The task ▸
For the listing below, give the number of lines in which "papok" occurs. Add nothing.

----- Stored data

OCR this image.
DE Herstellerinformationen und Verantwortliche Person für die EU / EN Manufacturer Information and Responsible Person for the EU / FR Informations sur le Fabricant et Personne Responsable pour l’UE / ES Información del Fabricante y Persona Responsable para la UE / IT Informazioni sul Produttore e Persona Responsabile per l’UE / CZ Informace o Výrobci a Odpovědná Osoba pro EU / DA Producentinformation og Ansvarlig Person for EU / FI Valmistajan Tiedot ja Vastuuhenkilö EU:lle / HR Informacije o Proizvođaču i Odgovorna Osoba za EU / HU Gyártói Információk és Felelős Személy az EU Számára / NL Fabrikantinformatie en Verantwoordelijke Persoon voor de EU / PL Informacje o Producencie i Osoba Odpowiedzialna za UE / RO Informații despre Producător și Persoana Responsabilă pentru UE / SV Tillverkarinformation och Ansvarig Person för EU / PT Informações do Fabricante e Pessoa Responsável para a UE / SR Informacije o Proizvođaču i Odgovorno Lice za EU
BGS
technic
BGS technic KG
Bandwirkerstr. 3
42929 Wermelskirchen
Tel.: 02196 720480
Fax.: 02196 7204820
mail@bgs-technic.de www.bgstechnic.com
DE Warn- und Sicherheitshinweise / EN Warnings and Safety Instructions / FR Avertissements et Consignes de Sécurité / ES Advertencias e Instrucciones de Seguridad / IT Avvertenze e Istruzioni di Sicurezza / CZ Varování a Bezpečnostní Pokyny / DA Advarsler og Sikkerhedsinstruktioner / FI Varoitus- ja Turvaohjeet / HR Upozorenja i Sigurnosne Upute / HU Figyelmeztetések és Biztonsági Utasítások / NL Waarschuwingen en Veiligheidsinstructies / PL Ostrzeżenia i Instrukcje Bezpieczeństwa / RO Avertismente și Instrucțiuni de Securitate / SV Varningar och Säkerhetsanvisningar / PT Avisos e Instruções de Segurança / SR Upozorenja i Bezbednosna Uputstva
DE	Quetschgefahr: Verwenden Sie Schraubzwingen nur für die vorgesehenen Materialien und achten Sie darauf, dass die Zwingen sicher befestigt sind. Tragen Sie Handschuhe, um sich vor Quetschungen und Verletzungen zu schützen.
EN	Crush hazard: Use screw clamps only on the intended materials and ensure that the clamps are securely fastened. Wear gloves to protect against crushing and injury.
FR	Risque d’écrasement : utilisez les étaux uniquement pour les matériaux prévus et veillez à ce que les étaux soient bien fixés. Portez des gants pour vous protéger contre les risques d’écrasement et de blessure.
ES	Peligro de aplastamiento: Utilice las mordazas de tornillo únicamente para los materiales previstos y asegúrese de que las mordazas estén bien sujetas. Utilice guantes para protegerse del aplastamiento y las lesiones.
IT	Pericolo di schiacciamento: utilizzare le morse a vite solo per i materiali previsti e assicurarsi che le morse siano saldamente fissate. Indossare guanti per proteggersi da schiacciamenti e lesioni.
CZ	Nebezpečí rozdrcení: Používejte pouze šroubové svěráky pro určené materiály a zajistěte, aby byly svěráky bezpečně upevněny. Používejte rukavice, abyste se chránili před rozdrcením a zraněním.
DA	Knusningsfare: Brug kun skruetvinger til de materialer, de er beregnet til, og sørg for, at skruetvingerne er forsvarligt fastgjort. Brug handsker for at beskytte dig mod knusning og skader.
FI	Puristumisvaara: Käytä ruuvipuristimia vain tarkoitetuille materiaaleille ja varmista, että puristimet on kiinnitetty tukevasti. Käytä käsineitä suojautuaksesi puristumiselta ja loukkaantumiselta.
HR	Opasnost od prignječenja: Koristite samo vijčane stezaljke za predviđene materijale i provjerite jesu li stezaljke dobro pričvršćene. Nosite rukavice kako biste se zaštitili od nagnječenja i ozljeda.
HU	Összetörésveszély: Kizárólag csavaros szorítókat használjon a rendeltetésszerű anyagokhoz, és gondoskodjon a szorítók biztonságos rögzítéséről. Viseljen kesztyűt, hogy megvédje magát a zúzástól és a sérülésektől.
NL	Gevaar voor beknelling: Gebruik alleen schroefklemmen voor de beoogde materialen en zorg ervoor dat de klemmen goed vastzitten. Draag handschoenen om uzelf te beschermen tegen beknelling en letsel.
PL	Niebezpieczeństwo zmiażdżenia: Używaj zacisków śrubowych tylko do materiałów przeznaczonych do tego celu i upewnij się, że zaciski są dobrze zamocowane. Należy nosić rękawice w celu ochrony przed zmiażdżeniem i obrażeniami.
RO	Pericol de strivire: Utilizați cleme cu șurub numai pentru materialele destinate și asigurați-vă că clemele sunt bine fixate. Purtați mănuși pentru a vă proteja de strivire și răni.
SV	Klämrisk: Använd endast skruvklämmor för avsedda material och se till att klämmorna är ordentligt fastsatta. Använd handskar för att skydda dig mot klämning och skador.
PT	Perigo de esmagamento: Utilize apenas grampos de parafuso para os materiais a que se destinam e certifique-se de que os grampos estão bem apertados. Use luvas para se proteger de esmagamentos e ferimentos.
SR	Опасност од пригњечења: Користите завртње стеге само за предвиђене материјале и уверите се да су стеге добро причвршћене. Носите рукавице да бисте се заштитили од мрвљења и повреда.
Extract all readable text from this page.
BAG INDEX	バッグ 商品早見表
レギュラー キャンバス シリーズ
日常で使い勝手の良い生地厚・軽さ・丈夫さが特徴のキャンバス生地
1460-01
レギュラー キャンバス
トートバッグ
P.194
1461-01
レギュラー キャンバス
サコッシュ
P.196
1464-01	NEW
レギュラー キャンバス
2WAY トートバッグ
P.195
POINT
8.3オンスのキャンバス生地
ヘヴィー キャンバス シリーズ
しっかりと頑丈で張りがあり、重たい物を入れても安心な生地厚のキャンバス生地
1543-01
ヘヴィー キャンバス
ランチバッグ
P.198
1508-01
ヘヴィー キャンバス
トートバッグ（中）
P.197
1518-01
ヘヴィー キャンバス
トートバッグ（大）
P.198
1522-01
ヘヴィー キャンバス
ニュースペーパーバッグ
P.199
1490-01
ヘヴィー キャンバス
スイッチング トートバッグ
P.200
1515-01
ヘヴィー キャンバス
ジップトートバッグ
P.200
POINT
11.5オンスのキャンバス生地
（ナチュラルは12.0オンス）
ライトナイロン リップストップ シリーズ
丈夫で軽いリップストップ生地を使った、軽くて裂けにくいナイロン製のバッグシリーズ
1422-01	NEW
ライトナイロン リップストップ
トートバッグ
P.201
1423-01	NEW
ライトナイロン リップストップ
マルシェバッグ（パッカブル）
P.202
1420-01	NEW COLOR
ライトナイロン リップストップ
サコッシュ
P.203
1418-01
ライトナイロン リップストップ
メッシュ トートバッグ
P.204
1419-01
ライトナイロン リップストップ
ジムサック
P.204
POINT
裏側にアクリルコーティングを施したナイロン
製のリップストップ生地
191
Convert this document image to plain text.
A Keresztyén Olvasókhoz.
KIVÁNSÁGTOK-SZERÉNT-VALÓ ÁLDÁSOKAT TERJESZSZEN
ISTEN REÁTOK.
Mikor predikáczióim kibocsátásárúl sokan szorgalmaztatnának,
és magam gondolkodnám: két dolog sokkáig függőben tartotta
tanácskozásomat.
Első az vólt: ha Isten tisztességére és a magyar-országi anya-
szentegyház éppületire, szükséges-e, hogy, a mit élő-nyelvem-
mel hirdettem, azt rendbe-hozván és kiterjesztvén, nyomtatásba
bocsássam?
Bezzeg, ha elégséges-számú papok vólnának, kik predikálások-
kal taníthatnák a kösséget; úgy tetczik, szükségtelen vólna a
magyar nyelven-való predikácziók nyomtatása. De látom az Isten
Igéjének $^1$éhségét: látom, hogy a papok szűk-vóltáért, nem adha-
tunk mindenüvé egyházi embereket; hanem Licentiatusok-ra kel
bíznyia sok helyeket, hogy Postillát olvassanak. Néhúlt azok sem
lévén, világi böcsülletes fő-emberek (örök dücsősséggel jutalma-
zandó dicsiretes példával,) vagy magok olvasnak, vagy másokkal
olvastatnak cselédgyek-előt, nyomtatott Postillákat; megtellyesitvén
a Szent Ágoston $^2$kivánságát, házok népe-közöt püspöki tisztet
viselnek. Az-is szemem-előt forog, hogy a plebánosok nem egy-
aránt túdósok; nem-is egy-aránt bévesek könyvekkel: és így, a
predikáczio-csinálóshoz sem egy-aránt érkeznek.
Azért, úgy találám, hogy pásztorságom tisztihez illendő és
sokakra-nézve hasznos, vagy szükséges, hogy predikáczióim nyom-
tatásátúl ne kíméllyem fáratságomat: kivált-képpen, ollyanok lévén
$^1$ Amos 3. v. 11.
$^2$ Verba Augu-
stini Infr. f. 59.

----------

Written reply ▸
2